[start]
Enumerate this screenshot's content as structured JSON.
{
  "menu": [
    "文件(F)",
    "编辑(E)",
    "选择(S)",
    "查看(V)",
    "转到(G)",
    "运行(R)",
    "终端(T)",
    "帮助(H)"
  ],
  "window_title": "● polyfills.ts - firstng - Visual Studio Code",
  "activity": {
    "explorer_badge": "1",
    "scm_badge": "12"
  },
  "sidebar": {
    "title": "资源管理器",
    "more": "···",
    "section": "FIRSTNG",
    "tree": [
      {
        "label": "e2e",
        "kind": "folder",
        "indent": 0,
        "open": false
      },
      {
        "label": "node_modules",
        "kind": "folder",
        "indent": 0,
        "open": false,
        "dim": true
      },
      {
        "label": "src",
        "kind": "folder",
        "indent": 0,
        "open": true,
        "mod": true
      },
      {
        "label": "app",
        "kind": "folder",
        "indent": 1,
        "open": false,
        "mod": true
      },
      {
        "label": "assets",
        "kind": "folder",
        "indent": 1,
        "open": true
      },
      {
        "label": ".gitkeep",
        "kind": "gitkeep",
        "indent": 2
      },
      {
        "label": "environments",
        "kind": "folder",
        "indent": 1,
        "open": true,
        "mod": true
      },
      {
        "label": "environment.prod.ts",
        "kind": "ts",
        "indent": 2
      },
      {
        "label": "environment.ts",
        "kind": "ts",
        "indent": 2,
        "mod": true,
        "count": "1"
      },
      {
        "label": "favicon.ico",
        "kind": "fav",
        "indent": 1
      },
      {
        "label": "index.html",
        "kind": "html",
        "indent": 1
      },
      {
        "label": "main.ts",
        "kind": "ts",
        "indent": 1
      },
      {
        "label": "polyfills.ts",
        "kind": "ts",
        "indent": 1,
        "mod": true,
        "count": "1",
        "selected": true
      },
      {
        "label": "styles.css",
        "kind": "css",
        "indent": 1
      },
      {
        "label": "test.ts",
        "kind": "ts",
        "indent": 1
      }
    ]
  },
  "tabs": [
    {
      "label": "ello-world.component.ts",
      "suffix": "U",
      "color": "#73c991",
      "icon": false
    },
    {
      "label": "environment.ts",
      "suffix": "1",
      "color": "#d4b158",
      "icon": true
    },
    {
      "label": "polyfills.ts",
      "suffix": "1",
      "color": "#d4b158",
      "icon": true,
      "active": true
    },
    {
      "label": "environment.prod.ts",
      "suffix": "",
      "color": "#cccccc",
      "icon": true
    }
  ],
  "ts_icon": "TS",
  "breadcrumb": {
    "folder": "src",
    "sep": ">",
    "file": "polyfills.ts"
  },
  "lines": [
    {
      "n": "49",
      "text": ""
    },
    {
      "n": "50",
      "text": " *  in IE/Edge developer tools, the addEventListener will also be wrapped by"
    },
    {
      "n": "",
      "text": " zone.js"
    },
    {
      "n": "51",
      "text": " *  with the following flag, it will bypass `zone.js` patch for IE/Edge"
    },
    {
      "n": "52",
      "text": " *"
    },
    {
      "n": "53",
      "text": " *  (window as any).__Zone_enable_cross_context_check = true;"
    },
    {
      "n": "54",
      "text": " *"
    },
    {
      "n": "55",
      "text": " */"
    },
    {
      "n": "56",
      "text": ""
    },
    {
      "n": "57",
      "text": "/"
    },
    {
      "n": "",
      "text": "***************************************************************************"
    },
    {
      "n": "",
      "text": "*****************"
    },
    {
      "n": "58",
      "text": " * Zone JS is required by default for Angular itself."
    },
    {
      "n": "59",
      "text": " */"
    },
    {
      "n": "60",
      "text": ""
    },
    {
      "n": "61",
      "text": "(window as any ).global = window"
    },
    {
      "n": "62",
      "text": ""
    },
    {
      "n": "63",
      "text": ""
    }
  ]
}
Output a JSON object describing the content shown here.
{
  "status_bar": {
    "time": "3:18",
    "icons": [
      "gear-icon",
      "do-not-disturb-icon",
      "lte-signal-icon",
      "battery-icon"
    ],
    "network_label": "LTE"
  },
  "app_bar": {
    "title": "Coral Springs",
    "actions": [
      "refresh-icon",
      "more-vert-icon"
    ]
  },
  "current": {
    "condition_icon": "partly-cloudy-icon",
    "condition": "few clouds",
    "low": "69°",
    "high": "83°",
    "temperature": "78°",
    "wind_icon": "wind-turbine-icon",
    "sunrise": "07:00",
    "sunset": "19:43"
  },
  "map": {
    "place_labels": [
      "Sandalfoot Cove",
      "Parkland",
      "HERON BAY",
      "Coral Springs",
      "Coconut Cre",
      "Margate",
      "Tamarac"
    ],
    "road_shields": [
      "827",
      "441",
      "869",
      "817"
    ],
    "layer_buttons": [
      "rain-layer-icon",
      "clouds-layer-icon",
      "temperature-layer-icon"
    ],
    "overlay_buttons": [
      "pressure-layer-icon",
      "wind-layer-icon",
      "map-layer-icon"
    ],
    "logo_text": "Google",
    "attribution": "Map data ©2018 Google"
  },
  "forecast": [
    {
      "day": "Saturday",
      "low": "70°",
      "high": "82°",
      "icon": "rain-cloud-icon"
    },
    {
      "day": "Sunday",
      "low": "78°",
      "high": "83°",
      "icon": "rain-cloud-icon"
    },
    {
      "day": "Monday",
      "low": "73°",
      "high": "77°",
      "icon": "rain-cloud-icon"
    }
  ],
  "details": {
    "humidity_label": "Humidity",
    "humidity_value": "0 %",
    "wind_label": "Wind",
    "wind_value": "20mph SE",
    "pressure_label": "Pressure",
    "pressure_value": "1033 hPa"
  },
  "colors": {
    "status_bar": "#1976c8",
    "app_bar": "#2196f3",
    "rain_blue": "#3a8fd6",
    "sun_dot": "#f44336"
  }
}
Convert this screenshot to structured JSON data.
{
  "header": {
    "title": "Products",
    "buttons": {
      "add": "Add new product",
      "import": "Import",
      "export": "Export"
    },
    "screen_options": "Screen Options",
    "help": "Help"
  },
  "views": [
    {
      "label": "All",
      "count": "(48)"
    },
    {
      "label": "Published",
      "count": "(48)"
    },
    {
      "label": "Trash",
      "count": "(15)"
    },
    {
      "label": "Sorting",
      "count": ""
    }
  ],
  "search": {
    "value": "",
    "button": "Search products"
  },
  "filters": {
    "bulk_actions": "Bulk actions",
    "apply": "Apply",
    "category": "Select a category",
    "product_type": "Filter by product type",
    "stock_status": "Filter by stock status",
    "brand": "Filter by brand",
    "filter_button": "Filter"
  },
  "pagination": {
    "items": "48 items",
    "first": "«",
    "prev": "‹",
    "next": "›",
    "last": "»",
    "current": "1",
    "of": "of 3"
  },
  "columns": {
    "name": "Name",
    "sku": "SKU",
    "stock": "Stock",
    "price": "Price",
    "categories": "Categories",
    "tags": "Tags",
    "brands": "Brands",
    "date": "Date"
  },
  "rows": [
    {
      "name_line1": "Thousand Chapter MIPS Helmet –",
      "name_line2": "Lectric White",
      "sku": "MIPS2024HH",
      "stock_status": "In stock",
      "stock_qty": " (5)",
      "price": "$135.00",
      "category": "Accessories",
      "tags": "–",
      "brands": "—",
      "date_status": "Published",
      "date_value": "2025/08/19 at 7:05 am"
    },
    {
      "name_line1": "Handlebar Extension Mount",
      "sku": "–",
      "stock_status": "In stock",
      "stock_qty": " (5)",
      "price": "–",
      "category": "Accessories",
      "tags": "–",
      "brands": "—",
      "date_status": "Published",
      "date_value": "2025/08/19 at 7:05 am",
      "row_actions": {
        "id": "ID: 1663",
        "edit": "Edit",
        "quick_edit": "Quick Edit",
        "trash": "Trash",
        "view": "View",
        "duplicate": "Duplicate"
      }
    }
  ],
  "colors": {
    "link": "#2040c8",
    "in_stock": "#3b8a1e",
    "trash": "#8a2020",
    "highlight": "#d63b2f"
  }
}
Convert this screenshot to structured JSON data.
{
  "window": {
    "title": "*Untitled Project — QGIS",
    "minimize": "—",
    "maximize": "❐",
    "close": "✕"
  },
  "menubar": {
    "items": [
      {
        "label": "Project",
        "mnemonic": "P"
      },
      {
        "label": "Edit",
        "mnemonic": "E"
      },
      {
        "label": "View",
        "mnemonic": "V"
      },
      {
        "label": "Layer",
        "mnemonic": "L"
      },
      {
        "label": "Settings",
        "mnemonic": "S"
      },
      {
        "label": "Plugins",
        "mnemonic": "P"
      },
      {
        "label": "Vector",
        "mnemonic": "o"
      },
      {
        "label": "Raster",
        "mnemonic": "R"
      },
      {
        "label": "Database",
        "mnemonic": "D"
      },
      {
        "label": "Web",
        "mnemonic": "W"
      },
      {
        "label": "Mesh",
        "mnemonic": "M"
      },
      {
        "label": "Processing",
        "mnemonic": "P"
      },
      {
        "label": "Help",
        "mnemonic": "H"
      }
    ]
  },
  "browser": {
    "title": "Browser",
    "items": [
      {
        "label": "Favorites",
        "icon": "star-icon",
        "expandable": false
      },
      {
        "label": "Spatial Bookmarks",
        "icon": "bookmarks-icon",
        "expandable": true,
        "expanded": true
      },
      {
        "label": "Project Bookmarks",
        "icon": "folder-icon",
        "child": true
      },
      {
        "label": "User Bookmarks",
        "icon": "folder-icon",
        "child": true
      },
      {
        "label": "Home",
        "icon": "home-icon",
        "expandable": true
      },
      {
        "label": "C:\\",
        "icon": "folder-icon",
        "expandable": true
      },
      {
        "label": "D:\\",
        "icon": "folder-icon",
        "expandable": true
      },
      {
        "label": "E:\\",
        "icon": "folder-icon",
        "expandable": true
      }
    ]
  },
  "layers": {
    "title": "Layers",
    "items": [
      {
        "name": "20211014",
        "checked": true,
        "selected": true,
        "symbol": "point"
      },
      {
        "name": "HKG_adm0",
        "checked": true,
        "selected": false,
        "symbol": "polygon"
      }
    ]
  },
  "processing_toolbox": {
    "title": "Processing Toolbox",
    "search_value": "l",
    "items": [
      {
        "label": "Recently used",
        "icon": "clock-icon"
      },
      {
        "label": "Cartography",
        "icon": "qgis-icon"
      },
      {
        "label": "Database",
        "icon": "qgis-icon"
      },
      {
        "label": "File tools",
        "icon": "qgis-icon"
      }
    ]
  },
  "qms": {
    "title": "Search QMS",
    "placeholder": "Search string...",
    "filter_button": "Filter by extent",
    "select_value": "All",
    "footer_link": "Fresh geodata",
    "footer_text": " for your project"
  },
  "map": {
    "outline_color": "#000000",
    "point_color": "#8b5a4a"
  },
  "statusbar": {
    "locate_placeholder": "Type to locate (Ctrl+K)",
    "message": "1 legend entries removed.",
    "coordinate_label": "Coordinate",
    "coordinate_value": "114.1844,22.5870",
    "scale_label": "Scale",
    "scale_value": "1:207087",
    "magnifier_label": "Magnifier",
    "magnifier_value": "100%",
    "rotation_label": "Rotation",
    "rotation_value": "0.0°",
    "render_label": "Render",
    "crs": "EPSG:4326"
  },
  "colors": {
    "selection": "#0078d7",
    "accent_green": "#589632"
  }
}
[end]
▶ _Task description_:
Report how many lines in the listing above include the word "clouds". Give nothing but the number.

▶ _Answer to this exercise_:
2